### WHAT TO DO:
Set the data down again, exactly as it reads, but without the pictures.

★ ★ ★

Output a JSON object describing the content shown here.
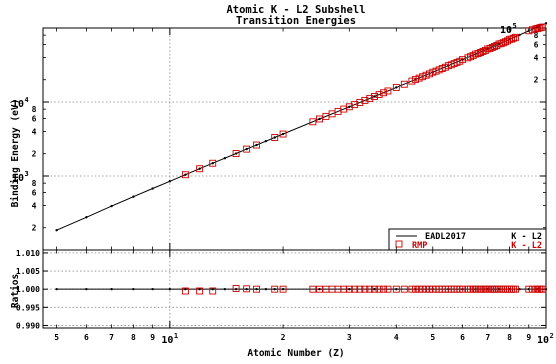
{
  "chart_data": {
    "type": "line",
    "title": "Atomic K - L2 Subshell",
    "subtitle": "Transition Energies",
    "xlabel": "Atomic Number (Z)",
    "xscale": "log",
    "xlim": [
      4.6,
      100
    ],
    "x_major_ticks": [
      {
        "value": 10,
        "base": "10",
        "exp": "1"
      },
      {
        "value": 100,
        "base": "10",
        "exp": "2"
      }
    ],
    "x_minor_ticks": [
      5,
      6,
      7,
      8,
      9,
      20,
      30,
      40,
      50,
      60,
      70,
      80,
      90
    ],
    "x_minor_labels": [
      "5",
      "6",
      "7",
      "8",
      "9",
      "2",
      "3",
      "4",
      "5",
      "6",
      "7",
      "8",
      "9"
    ],
    "panels": [
      {
        "name": "energy",
        "ylabel": "Binding Energy (eV)",
        "yscale": "log",
        "ylim": [
          100,
          100000
        ],
        "y_major_ticks": [
          {
            "value": 1000,
            "base": "10",
            "exp": "3"
          },
          {
            "value": 10000,
            "base": "10",
            "exp": "4"
          },
          {
            "value": 100000,
            "base": "10",
            "exp": "5"
          }
        ],
        "y_minor_ticks": [
          200,
          400,
          600,
          800,
          2000,
          4000,
          6000,
          8000,
          20000,
          40000,
          60000,
          80000
        ],
        "y_minor_labels": [
          "2",
          "4",
          "6",
          "8",
          "2",
          "4",
          "6",
          "8",
          "2",
          "4",
          "6",
          "8"
        ],
        "grid": true,
        "legend_position": "bottom-right",
        "series": [
          {
            "name": "EADL2017",
            "label": "K - L2",
            "color": "#000000",
            "style": "line-with-dots",
            "x": [
              5,
              6,
              7,
              8,
              9,
              10,
              11,
              12,
              13,
              14,
              15,
              16,
              17,
              18,
              19,
              20,
              25,
              30,
              35,
              40,
              45,
              50,
              55,
              60,
              65,
              70,
              75,
              80,
              85,
              90,
              95,
              100
            ],
            "y": [
              185,
              277,
              392,
              525,
              677,
              849,
              1041,
              1254,
              1487,
              1740,
              2013,
              2308,
              2622,
              2957,
              3313,
              3691,
              5899,
              8616,
              11877,
              15746,
              20216,
              25270,
              31000,
              37380,
              44400,
              52170,
              60800,
              70200,
              80500,
              91700,
              103500,
              115600
            ]
          },
          {
            "name": "RMP",
            "label": "K - L2",
            "color": "#cc0000",
            "style": "open-square",
            "x": [
              11,
              12,
              13,
              15,
              16,
              17,
              19,
              20,
              24,
              25,
              26,
              27,
              28,
              29,
              30,
              31,
              32,
              33,
              34,
              35,
              36,
              37,
              38,
              40,
              42,
              44,
              45,
              46,
              47,
              48,
              49,
              50,
              51,
              52,
              53,
              54,
              55,
              56,
              57,
              58,
              59,
              60,
              62,
              63,
              64,
              65,
              66,
              67,
              68,
              69,
              70,
              71,
              72,
              73,
              74,
              75,
              76,
              77,
              78,
              79,
              80,
              81,
              82,
              83,
              90,
              92,
              94,
              95,
              96,
              97,
              98
            ],
            "y": [
              1041,
              1254,
              1487,
              2013,
              2308,
              2622,
              3313,
              3691,
              5400,
              5899,
              6391,
              6915,
              7461,
              8028,
              8616,
              9225,
              9855,
              10508,
              11182,
              11877,
              12595,
              13336,
              14098,
              15746,
              17374,
              19151,
              20216,
              21020,
              21990,
              22984,
              24002,
              25270,
              26111,
              27202,
              28317,
              29458,
              31000,
              31817,
              33034,
              34279,
              35550,
              37380,
              39522,
              40902,
              42309,
              44400,
              45208,
              46700,
              48221,
              49772,
              52170,
              52965,
              54611,
              56280,
              57982,
              60800,
              61486,
              63287,
              65122,
              66991,
              70200,
              70832,
              72805,
              74815,
              91700,
              94665,
              97470,
              98700,
              100105,
              101640,
              103025
            ]
          }
        ]
      },
      {
        "name": "ratios",
        "ylabel": "Ratios",
        "yscale": "linear",
        "ylim": [
          0.9893,
          1.0108
        ],
        "y_ticks": [
          0.99,
          0.995,
          1.0,
          1.005,
          1.01
        ],
        "y_tick_labels": [
          "0.990",
          "0.995",
          "1.000",
          "1.005",
          "1.010"
        ],
        "grid": true,
        "series": [
          {
            "name": "EADL2017",
            "color": "#000000",
            "style": "line-with-dots",
            "x": [
              5,
              6,
              7,
              8,
              9,
              10,
              11,
              12,
              13,
              14,
              15,
              16,
              17,
              18,
              19,
              20,
              25,
              30,
              35,
              40,
              45,
              50,
              55,
              60,
              65,
              70,
              75,
              80,
              85,
              90,
              95,
              100
            ],
            "y": [
              1.0,
              1.0,
              1.0,
              1.0,
              1.0,
              1.0,
              1.0,
              1.0,
              1.0,
              1.0,
              1.0,
              1.0,
              1.0,
              1.0,
              1.0,
              1.0,
              1.0,
              1.0,
              1.0,
              1.0,
              1.0,
              1.0,
              1.0,
              1.0,
              1.0,
              1.0,
              1.0,
              1.0,
              1.0,
              1.0,
              1.0,
              1.0
            ]
          },
          {
            "name": "RMP",
            "color": "#cc0000",
            "style": "open-square",
            "x": [
              11,
              12,
              13,
              15,
              16,
              17,
              19,
              20,
              24,
              25,
              26,
              27,
              28,
              29,
              30,
              31,
              32,
              33,
              34,
              35,
              36,
              37,
              38,
              40,
              42,
              44,
              45,
              46,
              47,
              48,
              49,
              50,
              51,
              52,
              53,
              54,
              55,
              56,
              57,
              58,
              59,
              60,
              62,
              63,
              64,
              65,
              66,
              67,
              68,
              69,
              70,
              71,
              72,
              73,
              74,
              75,
              76,
              77,
              78,
              79,
              80,
              81,
              82,
              83,
              90,
              92,
              94,
              95,
              96,
              97,
              98
            ],
            "y": [
              0.9995,
              0.9995,
              0.9995,
              1.0002,
              1.0001,
              1.0,
              1.0,
              1.0,
              1.0,
              1.0,
              1.0,
              1.0,
              1.0,
              1.0,
              1.0,
              1.0,
              1.0,
              1.0,
              1.0,
              1.0,
              1.0,
              1.0,
              1.0,
              1.0,
              1.0,
              1.0,
              1.0,
              1.0,
              1.0,
              1.0,
              1.0,
              1.0,
              1.0,
              1.0,
              1.0,
              1.0,
              1.0,
              1.0,
              1.0,
              1.0,
              1.0,
              1.0,
              1.0,
              1.0,
              1.0,
              1.0,
              1.0,
              1.0,
              1.0,
              1.0,
              1.0,
              1.0,
              1.0,
              1.0,
              1.0,
              1.0,
              1.0,
              1.0,
              1.0,
              1.0,
              1.0,
              1.0,
              1.0,
              1.0,
              1.0,
              1.0,
              1.0,
              1.0,
              1.0,
              1.0,
              1.0
            ]
          }
        ]
      }
    ]
  }
}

★ ★ ★

### RESPONSE TO THIS EXERCISE:
Output a JSON object describing the content shown here.
{
  "chart_data": {
    "type": "line",
    "title": "Atomic K - L2 Subshell",
    "subtitle": "Transition Energies",
    "xlabel": "Atomic Number (Z)",
    "xscale": "log",
    "xlim": [
      4.6,
      100
    ],
    "x_major_ticks": [
      {
        "value": 10,
        "base": "10",
        "exp": "1"
      },
      {
        "value": 100,
        "base": "10",
        "exp": "2"
      }
    ],
    "x_minor_ticks": [
      5,
      6,
      7,
      8,
      9,
      20,
      30,
      40,
      50,
      60,
      70,
      80,
      90
    ],
    "x_minor_labels": [
      "5",
      "6",
      "7",
      "8",
      "9",
      "2",
      "3",
      "4",
      "5",
      "6",
      "7",
      "8",
      "9"
    ],
    "panels": [
      {
        "name": "energy",
        "ylabel": "Binding Energy (eV)",
        "yscale": "log",
        "ylim": [
          100,
          100000
        ],
        "y_major_ticks": [
          {
            "value": 1000,
            "base": "10",
            "exp": "3"
          },
          {
            "value": 10000,
            "base": "10",
            "exp": "4"
          },
          {
            "value": 100000,
            "base": "10",
            "exp": "5"
          }
        ],
        "y_minor_ticks": [
          200,
          400,
          600,
          800,
          2000,
          4000,
          6000,
          8000,
          20000,
          40000,
          60000,
          80000
        ],
        "y_minor_labels": [
          "2",
          "4",
          "6",
          "8",
          "2",
          "4",
          "6",
          "8",
          "2",
          "4",
          "6",
          "8"
        ],
        "grid": true,
        "legend_position": "bottom-right",
        "series": [
          {
            "name": "EADL2017",
            "label": "K - L2",
            "color": "#000000",
            "style": "line-with-dots",
            "x": [
              5,
              6,
              7,
              8,
              9,
              10,
              11,
              12,
              13,
              14,
              15,
              16,
              17,
              18,
              19,
              20,
              25,
              30,
              35,
              40,
              45,
              50,
              55,
              60,
              65,
              70,
              75,
              80,
              85,
              90,
              95,
              100
            ],
            "y": [
              185,
              277,
              392,
              525,
              677,
              849,
              1041,
              1254,
              1487,
              1740,
              2013,
              2308,
              2622,
              2957,
              3313,
              3691,
              5899,
              8616,
              11877,
              15746,
              20216,
              25270,
              31000,
              37380,
              44400,
              52170,
              60800,
              70200,
              80500,
              91700,
              103500,
              115600
            ]
          },
          {
            "name": "RMP",
            "label": "K - L2",
            "color": "#cc0000",
            "style": "open-square",
            "x": [
              11,
              12,
              13,
              15,
              16,
              17,
              19,
              20,
              24,
              25,
              26,
              27,
              28,
              29,
              30,
              31,
              32,
              33,
              34,
              35,
              36,
              37,
              38,
              40,
              42,
              44,
              45,
              46,
              47,
              48,
              49,
              50,
              51,
              52,
              53,
              54,
              55,
              56,
              57,
              58,
              59,
              60,
              62,
              63,
              64,
              65,
              66,
              67,
              68,
              69,
              70,
              71,
              72,
              73,
              74,
              75,
              76,
              77,
              78,
              79,
              80,
              81,
              82,
              83,
              90,
              92,
              94,
              95,
              96,
              97,
              98
            ],
            "y": [
              1041,
              1254,
              1487,
              2013,
              2308,
              2622,
              3313,
              3691,
              5400,
              5899,
              6391,
              6915,
              7461,
              8028,
              8616,
              9225,
              9855,
              10508,
              11182,
              11877,
              12595,
              13336,
              14098,
              15746,
              17374,
              19151,
              20216,
              21020,
              21990,
              22984,
              24002,
              25270,
              26111,
              27202,
              28317,
              29458,
              31000,
              31817,
              33034,
              34279,
              35550,
              37380,
              39522,
              40902,
              42309,
              44400,
              45208,
              46700,
              48221,
              49772,
              52170,
              52965,
              54611,
              56280,
              57982,
              60800,
              61486,
              63287,
              65122,
              66991,
              70200,
              70832,
              72805,
              74815,
              91700,
              94665,
              97470,
              98700,
              100105,
              101640,
              103025
            ]
          }
        ]
      },
      {
        "name": "ratios",
        "ylabel": "Ratios",
        "yscale": "linear",
        "ylim": [
          0.9893,
          1.0108
        ],
        "y_ticks": [
          0.99,
          0.995,
          1.0,
          1.005,
          1.01
        ],
        "y_tick_labels": [
          "0.990",
          "0.995",
          "1.000",
          "1.005",
          "1.010"
        ],
        "grid": true,
        "series": [
          {
            "name": "EADL2017",
            "color": "#000000",
            "style": "line-with-dots",
            "x": [
              5,
              6,
              7,
              8,
              9,
              10,
              11,
              12,
              13,
              14,
              15,
              16,
              17,
              18,
              19,
              20,
              25,
              30,
              35,
              40,
              45,
              50,
              55,
              60,
              65,
              70,
              75,
              80,
              85,
              90,
              95,
              100
            ],
            "y": [
              1.0,
              1.0,
              1.0,
              1.0,
              1.0,
              1.0,
              1.0,
              1.0,
              1.0,
              1.0,
              1.0,
              1.0,
              1.0,
              1.0,
              1.0,
              1.0,
              1.0,
              1.0,
              1.0,
              1.0,
              1.0,
              1.0,
              1.0,
              1.0,
              1.0,
              1.0,
              1.0,
              1.0,
              1.0,
              1.0,
              1.0,
              1.0
            ]
          },
          {
            "name": "RMP",
            "color": "#cc0000",
            "style": "open-square",
            "x": [
              11,
              12,
              13,
              15,
              16,
              17,
              19,
              20,
              24,
              25,
              26,
              27,
              28,
              29,
              30,
              31,
              32,
              33,
              34,
              35,
              36,
              37,
              38,
              40,
              42,
              44,
              45,
              46,
              47,
              48,
              49,
              50,
              51,
              52,
              53,
              54,
              55,
              56,
              57,
              58,
              59,
              60,
              62,
              63,
              64,
              65,
              66,
              67,
              68,
              69,
              70,
              71,
              72,
              73,
              74,
              75,
              76,
              77,
              78,
              79,
              80,
              81,
              82,
              83,
              90,
              92,
              94,
              95,
              96,
              97,
              98
            ],
            "y": [
              0.9995,
              0.9995,
              0.9995,
              1.0002,
              1.0001,
              1.0,
              1.0,
              1.0,
              1.0,
              1.0,
              1.0,
              1.0,
              1.0,
              1.0,
              1.0,
              1.0,
              1.0,
              1.0,
              1.0,
              1.0,
              1.0,
              1.0,
              1.0,
              1.0,
              1.0,
              1.0,
              1.0,
              1.0,
              1.0,
              1.0,
              1.0,
              1.0,
              1.0,
              1.0,
              1.0,
              1.0,
              1.0,
              1.0,
              1.0,
              1.0,
              1.0,
              1.0,
              1.0,
              1.0,
              1.0,
              1.0,
              1.0,
              1.0,
              1.0,
              1.0,
              1.0,
              1.0,
              1.0,
              1.0,
              1.0,
              1.0,
              1.0,
              1.0,
              1.0,
              1.0,
              1.0,
              1.0,
              1.0,
              1.0,
              1.0,
              1.0,
              1.0,
              1.0,
              1.0,
              1.0,
              1.0
            ]
          }
        ]
      }
    ]
  }
}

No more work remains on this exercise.